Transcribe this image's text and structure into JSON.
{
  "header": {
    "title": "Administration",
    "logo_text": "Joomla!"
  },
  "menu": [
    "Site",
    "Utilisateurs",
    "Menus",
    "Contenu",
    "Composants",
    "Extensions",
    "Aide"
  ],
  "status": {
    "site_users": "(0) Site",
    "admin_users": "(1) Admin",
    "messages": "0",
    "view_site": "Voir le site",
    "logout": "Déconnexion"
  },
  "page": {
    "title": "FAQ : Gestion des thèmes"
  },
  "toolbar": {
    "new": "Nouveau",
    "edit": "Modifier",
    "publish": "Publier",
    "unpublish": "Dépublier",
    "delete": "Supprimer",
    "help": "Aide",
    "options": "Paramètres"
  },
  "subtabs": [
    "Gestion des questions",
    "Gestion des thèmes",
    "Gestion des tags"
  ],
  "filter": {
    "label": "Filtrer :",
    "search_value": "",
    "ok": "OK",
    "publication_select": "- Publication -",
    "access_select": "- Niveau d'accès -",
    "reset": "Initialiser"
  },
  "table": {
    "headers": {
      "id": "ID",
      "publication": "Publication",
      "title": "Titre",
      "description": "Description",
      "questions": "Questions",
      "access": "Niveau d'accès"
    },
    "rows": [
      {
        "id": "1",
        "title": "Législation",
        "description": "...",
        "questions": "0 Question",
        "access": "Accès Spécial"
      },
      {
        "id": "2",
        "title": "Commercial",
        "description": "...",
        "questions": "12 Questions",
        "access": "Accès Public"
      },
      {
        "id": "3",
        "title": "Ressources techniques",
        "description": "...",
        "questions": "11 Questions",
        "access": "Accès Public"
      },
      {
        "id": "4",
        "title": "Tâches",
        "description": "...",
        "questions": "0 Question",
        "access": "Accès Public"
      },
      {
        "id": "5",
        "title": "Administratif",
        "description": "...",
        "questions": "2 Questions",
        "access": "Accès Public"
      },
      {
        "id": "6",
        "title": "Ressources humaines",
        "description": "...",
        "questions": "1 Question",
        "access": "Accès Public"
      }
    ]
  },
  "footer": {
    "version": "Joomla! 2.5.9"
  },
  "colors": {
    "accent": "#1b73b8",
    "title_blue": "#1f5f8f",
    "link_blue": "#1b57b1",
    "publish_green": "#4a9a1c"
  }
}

☆ ☆ ☆ ☆ ☆ ☆ ☆

● Task objective
Transcribe every entry exactly.

● Solution
Transcribe this image's text and structure into JSON.
{
  "header": {
    "title": "Administration",
    "logo_text": "Joomla!"
  },
  "menu": [
    "Site",
    "Utilisateurs",
    "Menus",
    "Contenu",
    "Composants",
    "Extensions",
    "Aide"
  ],
  "status": {
    "site_users": "(0) Site",
    "admin_users": "(1) Admin",
    "messages": "0",
    "view_site": "Voir le site",
    "logout": "Déconnexion"
  },
  "page": {
    "title": "FAQ : Gestion des thèmes"
  },
  "toolbar": {
    "new": "Nouveau",
    "edit": "Modifier",
    "publish": "Publier",
    "unpublish": "Dépublier",
    "delete": "Supprimer",
    "help": "Aide",
    "options": "Paramètres"
  },
  "subtabs": [
    "Gestion des questions",
    "Gestion des thèmes",
    "Gestion des tags"
  ],
  "filter": {
    "label": "Filtrer :",
    "search_value": "",
    "ok": "OK",
    "publication_select": "- Publication -",
    "access_select": "- Niveau d'accès -",
    "reset": "Initialiser"
  },
  "table": {
    "headers": {
      "id": "ID",
      "publication": "Publication",
      "title": "Titre",
      "description": "Description",
      "questions": "Questions",
      "access": "Niveau d'accès"
    },
    "rows": [
      {
        "id": "1",
        "title": "Législation",
        "description": "...",
        "questions": "0 Question",
        "access": "Accès Spécial"
      },
      {
        "id": "2",
        "title": "Commercial",
        "description": "...",
        "questions": "12 Questions",
        "access": "Accès Public"
      },
      {
        "id": "3",
        "title": "Ressources techniques",
        "description": "...",
        "questions": "11 Questions",
        "access": "Accès Public"
      },
      {
        "id": "4",
        "title": "Tâches",
        "description": "...",
        "questions": "0 Question",
        "access": "Accès Public"
      },
      {
        "id": "5",
        "title": "Administratif",
        "description": "...",
        "questions": "2 Questions",
        "access": "Accès Public"
      },
      {
        "id": "6",
        "title": "Ressources humaines",
        "description": "...",
        "questions": "1 Question",
        "access": "Accès Public"
      }
    ]
  },
  "footer": {
    "version": "Joomla! 2.5.9"
  },
  "colors": {
    "accent": "#1b73b8",
    "title_blue": "#1f5f8f",
    "link_blue": "#1b57b1",
    "publish_green": "#4a9a1c"
  }
}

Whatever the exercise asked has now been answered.